Filter the entries, keeping every line with the word "text".

··· Data records ···

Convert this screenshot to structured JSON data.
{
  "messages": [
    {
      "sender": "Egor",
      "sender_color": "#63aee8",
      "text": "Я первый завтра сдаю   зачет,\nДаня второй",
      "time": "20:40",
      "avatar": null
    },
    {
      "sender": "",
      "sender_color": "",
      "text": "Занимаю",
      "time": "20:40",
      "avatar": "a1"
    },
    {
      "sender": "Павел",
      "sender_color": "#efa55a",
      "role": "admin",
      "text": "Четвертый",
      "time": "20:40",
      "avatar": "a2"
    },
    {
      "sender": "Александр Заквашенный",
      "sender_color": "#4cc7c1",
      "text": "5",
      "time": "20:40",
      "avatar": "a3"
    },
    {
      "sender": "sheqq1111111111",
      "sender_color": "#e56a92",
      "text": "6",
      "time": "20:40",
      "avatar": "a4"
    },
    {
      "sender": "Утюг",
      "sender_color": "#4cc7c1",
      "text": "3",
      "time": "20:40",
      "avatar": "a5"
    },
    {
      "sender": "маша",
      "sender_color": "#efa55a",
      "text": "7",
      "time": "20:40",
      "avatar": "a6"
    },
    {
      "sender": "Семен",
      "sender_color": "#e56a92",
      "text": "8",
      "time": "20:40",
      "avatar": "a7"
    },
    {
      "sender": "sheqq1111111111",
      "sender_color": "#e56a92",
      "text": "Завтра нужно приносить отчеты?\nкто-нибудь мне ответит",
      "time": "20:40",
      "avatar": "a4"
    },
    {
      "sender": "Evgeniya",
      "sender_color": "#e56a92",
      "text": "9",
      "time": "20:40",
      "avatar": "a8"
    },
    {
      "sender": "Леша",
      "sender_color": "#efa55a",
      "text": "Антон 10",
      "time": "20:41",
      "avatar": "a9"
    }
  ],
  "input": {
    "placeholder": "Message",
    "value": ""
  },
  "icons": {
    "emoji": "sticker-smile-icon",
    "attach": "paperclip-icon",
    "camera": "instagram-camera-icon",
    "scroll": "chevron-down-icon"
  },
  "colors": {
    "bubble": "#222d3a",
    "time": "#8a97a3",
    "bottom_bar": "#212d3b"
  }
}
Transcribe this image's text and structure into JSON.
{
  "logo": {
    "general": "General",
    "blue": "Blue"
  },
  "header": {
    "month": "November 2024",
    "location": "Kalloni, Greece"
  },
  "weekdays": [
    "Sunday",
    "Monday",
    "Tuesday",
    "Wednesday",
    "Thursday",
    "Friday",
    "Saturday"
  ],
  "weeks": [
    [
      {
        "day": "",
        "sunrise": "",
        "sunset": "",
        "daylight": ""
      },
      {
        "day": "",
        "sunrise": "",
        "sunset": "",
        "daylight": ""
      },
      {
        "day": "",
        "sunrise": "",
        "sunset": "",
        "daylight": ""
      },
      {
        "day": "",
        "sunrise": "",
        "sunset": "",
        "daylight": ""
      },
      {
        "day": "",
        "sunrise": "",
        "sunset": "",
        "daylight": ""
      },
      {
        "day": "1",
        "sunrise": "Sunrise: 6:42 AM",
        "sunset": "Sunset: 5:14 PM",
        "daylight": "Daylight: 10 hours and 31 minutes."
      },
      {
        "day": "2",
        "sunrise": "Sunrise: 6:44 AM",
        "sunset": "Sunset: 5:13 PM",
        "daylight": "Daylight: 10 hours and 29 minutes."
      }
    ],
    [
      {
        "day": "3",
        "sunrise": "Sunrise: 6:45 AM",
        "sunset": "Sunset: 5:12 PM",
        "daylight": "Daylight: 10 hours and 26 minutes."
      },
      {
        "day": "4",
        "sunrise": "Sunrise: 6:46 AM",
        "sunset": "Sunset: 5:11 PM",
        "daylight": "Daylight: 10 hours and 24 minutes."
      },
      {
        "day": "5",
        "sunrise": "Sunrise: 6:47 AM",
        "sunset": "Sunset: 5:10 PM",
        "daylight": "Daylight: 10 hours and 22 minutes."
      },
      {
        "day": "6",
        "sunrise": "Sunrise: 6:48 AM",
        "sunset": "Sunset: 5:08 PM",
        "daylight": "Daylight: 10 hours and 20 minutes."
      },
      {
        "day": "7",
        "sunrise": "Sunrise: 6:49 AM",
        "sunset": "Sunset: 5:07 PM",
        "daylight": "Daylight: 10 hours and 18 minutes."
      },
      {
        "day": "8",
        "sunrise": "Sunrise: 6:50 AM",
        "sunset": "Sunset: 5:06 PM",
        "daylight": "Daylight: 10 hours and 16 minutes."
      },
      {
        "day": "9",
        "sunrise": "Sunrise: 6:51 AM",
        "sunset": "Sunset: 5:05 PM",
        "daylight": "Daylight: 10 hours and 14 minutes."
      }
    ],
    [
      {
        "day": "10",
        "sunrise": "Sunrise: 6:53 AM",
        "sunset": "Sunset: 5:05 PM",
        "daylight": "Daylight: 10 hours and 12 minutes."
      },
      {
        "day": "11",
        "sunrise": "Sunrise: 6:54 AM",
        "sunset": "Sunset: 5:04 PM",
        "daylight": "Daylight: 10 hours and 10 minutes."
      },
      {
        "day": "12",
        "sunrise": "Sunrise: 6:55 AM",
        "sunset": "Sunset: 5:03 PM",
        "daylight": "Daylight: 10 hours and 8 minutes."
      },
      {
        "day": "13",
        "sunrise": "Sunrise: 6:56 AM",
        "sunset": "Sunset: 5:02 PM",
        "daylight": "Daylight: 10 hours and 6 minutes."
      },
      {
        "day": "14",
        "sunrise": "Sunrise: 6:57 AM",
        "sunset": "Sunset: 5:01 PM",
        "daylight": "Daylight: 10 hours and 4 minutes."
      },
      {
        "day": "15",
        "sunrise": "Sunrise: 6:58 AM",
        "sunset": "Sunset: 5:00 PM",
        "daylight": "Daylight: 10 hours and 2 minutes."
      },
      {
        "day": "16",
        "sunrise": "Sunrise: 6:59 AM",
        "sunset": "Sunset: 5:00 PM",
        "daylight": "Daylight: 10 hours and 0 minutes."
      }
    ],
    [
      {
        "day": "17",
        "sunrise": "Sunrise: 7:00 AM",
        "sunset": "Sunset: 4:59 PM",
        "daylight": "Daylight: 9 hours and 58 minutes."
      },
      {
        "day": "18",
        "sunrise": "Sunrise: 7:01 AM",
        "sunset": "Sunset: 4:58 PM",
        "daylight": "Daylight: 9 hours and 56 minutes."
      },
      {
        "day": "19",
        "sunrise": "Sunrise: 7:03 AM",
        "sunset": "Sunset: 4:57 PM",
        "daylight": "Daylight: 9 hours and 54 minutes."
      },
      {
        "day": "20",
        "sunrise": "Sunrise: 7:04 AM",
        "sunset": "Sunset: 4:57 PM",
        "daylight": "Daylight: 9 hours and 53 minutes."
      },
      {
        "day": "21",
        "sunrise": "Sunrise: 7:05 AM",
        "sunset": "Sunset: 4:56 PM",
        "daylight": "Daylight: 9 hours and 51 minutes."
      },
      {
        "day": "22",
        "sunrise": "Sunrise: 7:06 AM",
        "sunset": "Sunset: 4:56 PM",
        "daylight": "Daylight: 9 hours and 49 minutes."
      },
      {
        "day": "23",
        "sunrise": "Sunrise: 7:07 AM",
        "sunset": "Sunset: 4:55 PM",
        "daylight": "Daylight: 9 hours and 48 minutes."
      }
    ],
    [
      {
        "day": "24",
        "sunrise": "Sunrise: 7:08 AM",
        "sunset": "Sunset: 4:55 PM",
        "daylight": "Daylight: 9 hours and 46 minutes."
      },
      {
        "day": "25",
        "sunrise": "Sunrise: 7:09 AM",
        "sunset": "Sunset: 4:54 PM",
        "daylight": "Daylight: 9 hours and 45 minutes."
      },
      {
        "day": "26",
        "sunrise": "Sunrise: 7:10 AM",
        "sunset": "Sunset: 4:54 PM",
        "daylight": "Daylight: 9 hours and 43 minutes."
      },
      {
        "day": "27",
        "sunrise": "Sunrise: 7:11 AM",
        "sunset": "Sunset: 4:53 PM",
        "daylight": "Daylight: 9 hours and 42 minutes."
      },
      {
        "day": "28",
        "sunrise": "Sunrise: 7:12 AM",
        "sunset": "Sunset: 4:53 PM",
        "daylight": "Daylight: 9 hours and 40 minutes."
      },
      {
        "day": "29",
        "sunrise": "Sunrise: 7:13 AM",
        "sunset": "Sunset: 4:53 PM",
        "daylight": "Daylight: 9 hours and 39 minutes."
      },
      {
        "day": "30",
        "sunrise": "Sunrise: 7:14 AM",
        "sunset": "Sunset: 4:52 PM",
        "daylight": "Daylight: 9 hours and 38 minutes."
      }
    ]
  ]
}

···

Answer to the task:
      "text": "Я первый завтра сдаю   зачет,\nДаня второй",
      "text": "Занимаю",
      "text": "Четвертый",
      "text": "5",
      "text": "6",
      "text": "3",
      "text": "7",
      "text": "8",
      "text": "Завтра нужно приносить отчеты?\nкто-нибудь мне ответит",
      "text": "9",
      "text": "Антон 10",
Transcribe this image's text and structure into JSON.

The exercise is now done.